# The request
The records should be written out in full, with nothing altered.

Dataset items
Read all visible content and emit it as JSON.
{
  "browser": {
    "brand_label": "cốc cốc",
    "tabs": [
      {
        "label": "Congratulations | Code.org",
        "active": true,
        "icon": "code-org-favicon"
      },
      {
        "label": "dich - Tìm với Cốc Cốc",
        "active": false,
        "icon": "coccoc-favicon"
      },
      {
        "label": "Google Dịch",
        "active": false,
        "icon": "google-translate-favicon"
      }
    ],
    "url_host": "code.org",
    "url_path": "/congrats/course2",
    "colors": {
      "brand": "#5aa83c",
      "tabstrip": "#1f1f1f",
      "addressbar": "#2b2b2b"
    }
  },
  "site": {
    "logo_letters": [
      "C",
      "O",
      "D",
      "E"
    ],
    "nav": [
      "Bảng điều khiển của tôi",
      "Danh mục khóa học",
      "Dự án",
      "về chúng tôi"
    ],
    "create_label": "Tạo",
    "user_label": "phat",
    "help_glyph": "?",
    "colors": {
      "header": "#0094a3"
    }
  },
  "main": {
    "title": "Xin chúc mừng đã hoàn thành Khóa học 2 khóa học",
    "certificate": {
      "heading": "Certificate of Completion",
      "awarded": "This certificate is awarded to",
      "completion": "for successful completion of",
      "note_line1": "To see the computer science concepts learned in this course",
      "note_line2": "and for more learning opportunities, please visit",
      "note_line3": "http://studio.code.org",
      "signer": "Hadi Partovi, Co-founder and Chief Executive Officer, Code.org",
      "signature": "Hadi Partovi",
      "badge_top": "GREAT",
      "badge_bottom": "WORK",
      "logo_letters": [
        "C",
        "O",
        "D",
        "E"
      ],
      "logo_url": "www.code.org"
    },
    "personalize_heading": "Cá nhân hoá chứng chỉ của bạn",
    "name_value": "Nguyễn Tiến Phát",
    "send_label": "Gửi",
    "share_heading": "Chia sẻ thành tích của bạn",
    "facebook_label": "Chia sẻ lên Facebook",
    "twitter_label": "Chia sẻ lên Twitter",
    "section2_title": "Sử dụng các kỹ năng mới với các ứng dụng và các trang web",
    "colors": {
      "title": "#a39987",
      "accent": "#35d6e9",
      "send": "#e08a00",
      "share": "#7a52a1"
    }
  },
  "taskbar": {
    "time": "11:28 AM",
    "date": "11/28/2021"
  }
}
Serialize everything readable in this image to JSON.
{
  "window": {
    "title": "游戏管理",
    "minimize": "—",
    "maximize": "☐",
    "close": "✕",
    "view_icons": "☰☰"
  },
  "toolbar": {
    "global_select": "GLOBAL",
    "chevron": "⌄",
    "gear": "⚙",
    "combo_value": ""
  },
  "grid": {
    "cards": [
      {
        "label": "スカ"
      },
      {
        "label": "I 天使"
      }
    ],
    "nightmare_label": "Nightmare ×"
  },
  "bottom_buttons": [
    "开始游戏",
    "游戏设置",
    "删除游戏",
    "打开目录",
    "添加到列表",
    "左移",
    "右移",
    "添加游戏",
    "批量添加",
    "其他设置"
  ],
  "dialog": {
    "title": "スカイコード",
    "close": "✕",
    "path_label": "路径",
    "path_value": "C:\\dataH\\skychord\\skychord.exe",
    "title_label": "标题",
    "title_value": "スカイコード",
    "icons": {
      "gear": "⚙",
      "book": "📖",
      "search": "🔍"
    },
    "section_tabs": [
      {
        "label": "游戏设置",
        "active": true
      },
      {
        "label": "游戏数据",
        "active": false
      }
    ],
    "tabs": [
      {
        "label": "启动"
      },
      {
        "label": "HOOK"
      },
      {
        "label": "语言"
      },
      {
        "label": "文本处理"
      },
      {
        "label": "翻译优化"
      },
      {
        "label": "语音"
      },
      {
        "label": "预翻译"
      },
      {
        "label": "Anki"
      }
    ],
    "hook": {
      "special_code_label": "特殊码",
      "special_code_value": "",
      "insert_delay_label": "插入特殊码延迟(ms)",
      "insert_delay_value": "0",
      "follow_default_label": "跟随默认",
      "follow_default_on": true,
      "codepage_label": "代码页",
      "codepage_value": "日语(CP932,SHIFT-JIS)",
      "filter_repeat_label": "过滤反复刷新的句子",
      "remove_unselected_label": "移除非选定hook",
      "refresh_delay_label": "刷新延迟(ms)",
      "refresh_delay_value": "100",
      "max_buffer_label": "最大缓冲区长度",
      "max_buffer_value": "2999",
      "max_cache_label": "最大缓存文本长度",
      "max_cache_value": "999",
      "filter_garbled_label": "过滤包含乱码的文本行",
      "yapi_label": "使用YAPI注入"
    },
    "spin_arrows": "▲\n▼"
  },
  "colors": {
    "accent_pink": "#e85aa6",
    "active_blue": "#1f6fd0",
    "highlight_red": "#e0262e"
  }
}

# Result
Read all visible content and emit it as JSON.
{
  "browser": {
    "brand_label": "cốc cốc",
    "tabs": [
      {
        "label": "Congratulations | Code.org",
        "active": true,
        "icon": "code-org-favicon"
      },
      {
        "label": "dich - Tìm với Cốc Cốc",
        "active": false,
        "icon": "coccoc-favicon"
      },
      {
        "label": "Google Dịch",
        "active": false,
        "icon": "google-translate-favicon"
      }
    ],
    "url_host": "code.org",
    "url_path": "/congrats/course2",
    "colors": {
      "brand": "#5aa83c",
      "tabstrip": "#1f1f1f",
      "addressbar": "#2b2b2b"
    }
  },
  "site": {
    "logo_letters": [
      "C",
      "O",
      "D",
      "E"
    ],
    "nav": [
      "Bảng điều khiển của tôi",
      "Danh mục khóa học",
      "Dự án",
      "về chúng tôi"
    ],
    "create_label": "Tạo",
    "user_label": "phat",
    "help_glyph": "?",
    "colors": {
      "header": "#0094a3"
    }
  },
  "main": {
    "title": "Xin chúc mừng đã hoàn thành Khóa học 2 khóa học",
    "certificate": {
      "heading": "Certificate of Completion",
      "awarded": "This certificate is awarded to",
      "completion": "for successful completion of",
      "note_line1": "To see the computer science concepts learned in this course",
      "note_line2": "and for more learning opportunities, please visit",
      "note_line3": "http://studio.code.org",
      "signer": "Hadi Partovi, Co-founder and Chief Executive Officer, Code.org",
      "signature": "Hadi Partovi",
      "badge_top": "GREAT",
      "badge_bottom": "WORK",
      "logo_letters": [
        "C",
        "O",
        "D",
        "E"
      ],
      "logo_url": "www.code.org"
    },
    "personalize_heading": "Cá nhân hoá chứng chỉ của bạn",
    "name_value": "Nguyễn Tiến Phát",
    "send_label": "Gửi",
    "share_heading": "Chia sẻ thành tích của bạn",
    "facebook_label": "Chia sẻ lên Facebook",
    "twitter_label": "Chia sẻ lên Twitter",
    "section2_title": "Sử dụng các kỹ năng mới với các ứng dụng và các trang web",
    "colors": {
      "title": "#a39987",
      "accent": "#35d6e9",
      "send": "#e08a00",
      "share": "#7a52a1"
    }
  },
  "taskbar": {
    "time": "11:28 AM",
    "date": "11/28/2021"
  }
}
Serialize everything readable in this image to JSON.
{
  "window": {
    "title": "游戏管理",
    "minimize": "—",
    "maximize": "☐",
    "close": "✕",
    "view_icons": "☰☰"
  },
  "toolbar": {
    "global_select": "GLOBAL",
    "chevron": "⌄",
    "gear": "⚙",
    "combo_value": ""
  },
  "grid": {
    "cards": [
      {
        "label": "スカ"
      },
      {
        "label": "I 天使"
      }
    ],
    "nightmare_label": "Nightmare ×"
  },
  "bottom_buttons": [
    "开始游戏",
    "游戏设置",
    "删除游戏",
    "打开目录",
    "添加到列表",
    "左移",
    "右移",
    "添加游戏",
    "批量添加",
    "其他设置"
  ],
  "dialog": {
    "title": "スカイコード",
    "close": "✕",
    "path_label": "路径",
    "path_value": "C:\\dataH\\skychord\\skychord.exe",
    "title_label": "标题",
    "title_value": "スカイコード",
    "icons": {
      "gear": "⚙",
      "book": "📖",
      "search": "🔍"
    },
    "section_tabs": [
      {
        "label": "游戏设置",
        "active": true
      },
      {
        "label": "游戏数据",
        "active": false
      }
    ],
    "tabs": [
      {
        "label": "启动"
      },
      {
        "label": "HOOK"
      },
      {
        "label": "语言"
      },
      {
        "label": "文本处理"
      },
      {
        "label": "翻译优化"
      },
      {
        "label": "语音"
      },
      {
        "label": "预翻译"
      },
      {
        "label": "Anki"
      }
    ],
    "hook": {
      "special_code_label": "特殊码",
      "special_code_value": "",
      "insert_delay_label": "插入特殊码延迟(ms)",
      "insert_delay_value": "0",
      "follow_default_label": "跟随默认",
      "follow_default_on": true,
      "codepage_label": "代码页",
      "codepage_value": "日语(CP932,SHIFT-JIS)",
      "filter_repeat_label": "过滤反复刷新的句子",
      "remove_unselected_label": "移除非选定hook",
      "refresh_delay_label": "刷新延迟(ms)",
      "refresh_delay_value": "100",
      "max_buffer_label": "最大缓冲区长度",
      "max_buffer_value": "2999",
      "max_cache_label": "最大缓存文本长度",
      "max_cache_value": "999",
      "filter_garbled_label": "过滤包含乱码的文本行",
      "yapi_label": "使用YAPI注入"
    },
    "spin_arrows": "▲\n▼"
  },
  "colors": {
    "accent_pink": "#e85aa6",
    "active_blue": "#1f6fd0",
    "highlight_red": "#e0262e"
  }
}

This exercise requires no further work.